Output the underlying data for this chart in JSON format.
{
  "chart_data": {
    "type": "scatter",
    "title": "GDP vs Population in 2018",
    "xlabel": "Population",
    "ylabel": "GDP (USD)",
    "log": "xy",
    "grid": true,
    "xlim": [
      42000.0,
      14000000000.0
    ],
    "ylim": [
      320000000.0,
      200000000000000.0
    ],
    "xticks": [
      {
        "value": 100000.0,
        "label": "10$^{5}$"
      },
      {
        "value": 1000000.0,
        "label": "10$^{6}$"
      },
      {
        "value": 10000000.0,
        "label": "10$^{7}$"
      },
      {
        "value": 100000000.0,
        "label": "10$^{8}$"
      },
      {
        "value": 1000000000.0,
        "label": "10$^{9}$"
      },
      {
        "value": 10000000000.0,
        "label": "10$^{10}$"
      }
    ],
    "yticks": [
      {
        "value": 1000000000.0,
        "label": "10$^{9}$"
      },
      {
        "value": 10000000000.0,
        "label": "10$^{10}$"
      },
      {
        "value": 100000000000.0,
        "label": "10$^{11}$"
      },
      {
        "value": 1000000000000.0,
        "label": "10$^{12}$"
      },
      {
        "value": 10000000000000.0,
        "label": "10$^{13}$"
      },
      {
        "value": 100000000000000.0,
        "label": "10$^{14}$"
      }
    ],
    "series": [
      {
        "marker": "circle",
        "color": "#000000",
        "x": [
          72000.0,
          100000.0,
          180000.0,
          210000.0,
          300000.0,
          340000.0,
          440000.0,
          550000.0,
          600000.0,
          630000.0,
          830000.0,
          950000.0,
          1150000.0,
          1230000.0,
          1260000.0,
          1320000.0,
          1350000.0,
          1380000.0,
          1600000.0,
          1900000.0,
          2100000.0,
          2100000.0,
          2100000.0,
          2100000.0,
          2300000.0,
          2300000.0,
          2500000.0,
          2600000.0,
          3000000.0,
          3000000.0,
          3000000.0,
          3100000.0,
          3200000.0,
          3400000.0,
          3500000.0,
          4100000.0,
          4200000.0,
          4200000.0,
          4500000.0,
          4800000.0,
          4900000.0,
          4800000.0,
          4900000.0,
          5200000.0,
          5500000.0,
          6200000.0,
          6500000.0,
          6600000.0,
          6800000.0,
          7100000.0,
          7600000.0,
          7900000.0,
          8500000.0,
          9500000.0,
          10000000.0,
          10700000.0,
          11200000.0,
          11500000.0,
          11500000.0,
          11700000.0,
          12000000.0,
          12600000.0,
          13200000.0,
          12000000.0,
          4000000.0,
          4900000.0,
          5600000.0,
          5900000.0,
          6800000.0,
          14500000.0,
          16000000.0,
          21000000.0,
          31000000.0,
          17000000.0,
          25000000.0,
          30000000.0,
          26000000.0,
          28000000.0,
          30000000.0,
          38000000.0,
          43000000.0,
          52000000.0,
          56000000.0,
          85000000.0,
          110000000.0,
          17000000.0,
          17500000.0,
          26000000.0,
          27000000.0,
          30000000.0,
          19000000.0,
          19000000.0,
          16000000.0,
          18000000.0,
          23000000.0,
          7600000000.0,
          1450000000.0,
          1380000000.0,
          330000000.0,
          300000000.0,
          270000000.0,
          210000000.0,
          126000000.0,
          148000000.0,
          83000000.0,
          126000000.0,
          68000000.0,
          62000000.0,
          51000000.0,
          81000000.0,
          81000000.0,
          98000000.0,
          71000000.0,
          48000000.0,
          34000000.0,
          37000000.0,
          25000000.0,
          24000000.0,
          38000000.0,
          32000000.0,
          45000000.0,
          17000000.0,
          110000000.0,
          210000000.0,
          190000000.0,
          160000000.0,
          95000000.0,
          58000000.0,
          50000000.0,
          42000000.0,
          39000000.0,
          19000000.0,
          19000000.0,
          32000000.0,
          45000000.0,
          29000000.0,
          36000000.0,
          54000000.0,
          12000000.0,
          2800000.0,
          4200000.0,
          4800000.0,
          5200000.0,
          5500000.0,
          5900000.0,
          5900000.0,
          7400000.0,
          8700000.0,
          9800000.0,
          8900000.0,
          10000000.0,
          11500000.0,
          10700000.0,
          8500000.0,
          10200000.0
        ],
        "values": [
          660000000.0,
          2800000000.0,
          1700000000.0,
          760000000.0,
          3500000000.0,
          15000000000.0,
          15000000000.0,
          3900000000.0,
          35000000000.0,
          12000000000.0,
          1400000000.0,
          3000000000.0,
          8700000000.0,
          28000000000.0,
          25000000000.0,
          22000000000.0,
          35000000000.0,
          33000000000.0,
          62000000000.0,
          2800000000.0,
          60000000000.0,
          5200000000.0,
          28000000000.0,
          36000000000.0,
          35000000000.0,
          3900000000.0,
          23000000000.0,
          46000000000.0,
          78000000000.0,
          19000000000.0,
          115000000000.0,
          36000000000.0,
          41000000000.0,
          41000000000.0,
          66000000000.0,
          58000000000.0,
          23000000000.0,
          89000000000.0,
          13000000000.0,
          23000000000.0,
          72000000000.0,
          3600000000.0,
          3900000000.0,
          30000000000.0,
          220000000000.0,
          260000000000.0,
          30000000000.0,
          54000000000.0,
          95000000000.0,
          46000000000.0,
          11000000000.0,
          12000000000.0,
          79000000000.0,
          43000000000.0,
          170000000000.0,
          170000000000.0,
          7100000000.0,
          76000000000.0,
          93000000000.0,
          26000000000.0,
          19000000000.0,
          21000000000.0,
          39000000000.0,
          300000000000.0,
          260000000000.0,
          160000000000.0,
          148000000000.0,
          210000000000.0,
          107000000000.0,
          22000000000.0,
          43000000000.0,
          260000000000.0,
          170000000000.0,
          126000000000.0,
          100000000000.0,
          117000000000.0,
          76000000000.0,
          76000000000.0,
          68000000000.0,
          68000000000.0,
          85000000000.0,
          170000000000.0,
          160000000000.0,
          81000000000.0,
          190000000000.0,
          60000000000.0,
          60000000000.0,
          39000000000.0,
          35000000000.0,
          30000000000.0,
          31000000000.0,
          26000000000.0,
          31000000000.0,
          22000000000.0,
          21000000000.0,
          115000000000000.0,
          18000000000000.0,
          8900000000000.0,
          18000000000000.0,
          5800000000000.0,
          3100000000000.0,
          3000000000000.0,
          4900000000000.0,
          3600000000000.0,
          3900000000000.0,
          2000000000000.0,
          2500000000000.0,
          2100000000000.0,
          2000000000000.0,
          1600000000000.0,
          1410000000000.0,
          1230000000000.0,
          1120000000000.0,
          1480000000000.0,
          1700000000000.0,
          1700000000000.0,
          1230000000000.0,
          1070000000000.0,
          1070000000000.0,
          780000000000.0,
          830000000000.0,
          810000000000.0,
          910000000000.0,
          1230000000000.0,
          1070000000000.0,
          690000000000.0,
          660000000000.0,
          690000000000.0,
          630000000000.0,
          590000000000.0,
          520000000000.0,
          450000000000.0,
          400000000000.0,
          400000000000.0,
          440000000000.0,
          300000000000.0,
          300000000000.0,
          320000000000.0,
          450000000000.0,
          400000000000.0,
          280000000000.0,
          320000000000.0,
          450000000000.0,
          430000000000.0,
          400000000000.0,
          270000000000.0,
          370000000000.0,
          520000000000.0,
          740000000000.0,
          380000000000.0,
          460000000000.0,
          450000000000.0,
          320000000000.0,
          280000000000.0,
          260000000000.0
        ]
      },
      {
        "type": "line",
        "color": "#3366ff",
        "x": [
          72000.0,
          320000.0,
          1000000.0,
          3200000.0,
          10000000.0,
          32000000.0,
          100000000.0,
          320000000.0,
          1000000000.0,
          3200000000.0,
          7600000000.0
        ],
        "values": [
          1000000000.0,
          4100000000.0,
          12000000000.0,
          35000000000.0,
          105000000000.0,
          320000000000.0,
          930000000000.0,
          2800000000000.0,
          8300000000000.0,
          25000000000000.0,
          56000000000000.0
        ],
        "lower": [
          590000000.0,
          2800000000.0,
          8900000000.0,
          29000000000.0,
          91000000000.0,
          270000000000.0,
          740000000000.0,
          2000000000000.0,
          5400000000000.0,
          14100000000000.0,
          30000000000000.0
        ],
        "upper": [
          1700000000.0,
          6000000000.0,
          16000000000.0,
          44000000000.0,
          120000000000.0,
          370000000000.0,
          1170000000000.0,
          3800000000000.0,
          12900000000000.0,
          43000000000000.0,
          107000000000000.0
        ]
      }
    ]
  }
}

==

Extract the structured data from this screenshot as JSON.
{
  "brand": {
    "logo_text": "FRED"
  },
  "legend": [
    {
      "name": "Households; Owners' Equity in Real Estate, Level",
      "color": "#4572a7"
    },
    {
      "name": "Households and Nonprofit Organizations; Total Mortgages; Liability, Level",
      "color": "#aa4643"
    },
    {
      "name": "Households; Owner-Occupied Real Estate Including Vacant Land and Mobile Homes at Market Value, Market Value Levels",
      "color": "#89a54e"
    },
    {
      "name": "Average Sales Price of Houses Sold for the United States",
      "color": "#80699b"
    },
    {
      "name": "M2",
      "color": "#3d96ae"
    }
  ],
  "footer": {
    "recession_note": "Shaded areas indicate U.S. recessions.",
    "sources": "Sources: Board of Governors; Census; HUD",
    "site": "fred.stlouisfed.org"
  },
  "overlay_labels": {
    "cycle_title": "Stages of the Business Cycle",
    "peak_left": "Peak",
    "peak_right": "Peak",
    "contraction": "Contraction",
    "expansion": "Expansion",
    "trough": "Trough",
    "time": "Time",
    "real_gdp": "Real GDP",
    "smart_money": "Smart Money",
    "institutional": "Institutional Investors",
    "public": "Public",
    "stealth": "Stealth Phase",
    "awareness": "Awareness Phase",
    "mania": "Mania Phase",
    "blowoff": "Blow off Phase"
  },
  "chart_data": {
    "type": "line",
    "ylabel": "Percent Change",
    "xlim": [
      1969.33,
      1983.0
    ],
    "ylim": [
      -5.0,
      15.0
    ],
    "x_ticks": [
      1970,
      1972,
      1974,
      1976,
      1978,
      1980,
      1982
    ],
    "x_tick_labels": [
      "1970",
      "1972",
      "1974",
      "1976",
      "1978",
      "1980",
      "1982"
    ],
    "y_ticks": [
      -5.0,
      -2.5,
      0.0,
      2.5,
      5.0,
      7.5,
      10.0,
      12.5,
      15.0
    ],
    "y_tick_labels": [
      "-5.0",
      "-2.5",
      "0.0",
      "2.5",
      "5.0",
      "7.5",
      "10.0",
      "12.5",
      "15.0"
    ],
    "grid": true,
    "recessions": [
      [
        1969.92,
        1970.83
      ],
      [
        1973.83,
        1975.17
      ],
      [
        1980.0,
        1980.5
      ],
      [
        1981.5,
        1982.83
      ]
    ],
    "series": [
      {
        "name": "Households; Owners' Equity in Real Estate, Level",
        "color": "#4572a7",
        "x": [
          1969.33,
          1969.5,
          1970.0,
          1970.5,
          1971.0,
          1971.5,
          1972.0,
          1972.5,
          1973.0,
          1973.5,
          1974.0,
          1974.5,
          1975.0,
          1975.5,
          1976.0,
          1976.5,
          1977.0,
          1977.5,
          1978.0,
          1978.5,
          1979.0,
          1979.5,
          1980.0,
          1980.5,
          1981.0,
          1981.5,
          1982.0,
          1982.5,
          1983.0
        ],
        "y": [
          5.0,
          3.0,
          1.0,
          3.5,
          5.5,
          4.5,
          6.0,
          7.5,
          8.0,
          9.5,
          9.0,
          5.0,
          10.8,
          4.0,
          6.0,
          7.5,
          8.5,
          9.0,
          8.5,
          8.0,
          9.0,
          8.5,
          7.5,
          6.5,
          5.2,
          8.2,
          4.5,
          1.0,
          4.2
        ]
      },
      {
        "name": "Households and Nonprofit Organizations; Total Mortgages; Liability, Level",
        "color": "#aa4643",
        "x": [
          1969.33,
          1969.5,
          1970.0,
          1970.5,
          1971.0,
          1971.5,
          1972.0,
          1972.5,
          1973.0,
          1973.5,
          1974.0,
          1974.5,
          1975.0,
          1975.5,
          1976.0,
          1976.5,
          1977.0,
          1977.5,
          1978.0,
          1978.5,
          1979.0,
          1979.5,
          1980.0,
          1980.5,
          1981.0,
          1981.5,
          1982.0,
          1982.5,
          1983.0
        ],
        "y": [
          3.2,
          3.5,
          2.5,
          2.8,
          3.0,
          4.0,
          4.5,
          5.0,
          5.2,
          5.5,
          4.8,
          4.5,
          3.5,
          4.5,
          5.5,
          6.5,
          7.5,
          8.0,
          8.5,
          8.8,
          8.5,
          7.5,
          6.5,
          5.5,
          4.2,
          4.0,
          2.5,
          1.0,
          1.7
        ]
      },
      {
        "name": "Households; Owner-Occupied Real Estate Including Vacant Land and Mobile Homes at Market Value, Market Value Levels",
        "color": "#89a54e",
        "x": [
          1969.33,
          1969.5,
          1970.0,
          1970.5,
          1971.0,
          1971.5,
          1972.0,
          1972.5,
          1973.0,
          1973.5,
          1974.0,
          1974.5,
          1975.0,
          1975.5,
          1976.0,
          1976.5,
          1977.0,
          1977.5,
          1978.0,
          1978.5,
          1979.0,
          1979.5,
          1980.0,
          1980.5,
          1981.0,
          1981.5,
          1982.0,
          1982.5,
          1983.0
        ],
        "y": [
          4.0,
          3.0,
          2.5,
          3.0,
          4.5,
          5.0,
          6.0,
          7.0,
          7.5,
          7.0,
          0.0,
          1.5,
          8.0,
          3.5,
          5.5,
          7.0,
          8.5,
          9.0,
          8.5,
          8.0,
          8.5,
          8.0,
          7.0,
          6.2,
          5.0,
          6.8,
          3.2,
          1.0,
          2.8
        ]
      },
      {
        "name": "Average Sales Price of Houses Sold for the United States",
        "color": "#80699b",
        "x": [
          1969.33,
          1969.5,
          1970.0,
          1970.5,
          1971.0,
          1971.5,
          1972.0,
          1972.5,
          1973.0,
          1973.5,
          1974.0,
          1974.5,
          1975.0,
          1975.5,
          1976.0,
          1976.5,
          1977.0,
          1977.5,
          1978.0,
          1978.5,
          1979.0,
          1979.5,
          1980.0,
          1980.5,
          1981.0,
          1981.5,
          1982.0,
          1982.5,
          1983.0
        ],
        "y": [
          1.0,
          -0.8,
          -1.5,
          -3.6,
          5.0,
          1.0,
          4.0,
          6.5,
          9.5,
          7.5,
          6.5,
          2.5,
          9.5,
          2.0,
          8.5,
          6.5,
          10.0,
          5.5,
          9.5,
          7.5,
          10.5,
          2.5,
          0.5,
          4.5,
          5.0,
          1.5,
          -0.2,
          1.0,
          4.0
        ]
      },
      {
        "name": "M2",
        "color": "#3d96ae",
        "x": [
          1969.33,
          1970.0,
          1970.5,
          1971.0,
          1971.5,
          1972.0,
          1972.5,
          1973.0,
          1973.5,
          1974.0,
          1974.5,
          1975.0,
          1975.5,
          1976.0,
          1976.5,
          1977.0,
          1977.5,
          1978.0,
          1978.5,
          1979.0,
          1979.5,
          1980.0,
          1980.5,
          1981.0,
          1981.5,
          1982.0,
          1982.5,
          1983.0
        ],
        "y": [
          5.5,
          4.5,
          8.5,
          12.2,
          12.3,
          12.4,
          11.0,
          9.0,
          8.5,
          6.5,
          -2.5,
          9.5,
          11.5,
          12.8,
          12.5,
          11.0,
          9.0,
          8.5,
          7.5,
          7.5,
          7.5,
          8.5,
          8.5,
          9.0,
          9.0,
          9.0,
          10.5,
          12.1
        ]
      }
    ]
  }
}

* * *

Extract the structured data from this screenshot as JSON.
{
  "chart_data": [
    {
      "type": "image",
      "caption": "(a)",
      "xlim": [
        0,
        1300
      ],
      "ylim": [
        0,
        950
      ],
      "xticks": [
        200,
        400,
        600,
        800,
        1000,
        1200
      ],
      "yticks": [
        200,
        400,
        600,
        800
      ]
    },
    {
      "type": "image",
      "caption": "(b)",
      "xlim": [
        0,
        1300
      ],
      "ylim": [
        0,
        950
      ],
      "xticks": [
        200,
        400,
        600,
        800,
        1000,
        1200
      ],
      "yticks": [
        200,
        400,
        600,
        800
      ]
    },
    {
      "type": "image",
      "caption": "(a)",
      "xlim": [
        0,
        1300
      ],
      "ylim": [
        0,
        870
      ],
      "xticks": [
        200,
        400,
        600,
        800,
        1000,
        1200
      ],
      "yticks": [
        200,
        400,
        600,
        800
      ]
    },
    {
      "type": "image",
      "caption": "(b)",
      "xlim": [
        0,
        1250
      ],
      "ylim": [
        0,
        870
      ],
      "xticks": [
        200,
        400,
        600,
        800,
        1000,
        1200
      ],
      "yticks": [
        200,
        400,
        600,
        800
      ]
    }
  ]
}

- TASK DESCRIPTION: From the entries above, copy out every line where the string "Price" appears.

- THE RESULT:
      "name": "Average Sales Price of Houses Sold for the United States",
        "name": "Average Sales Price of Houses Sold for the United States",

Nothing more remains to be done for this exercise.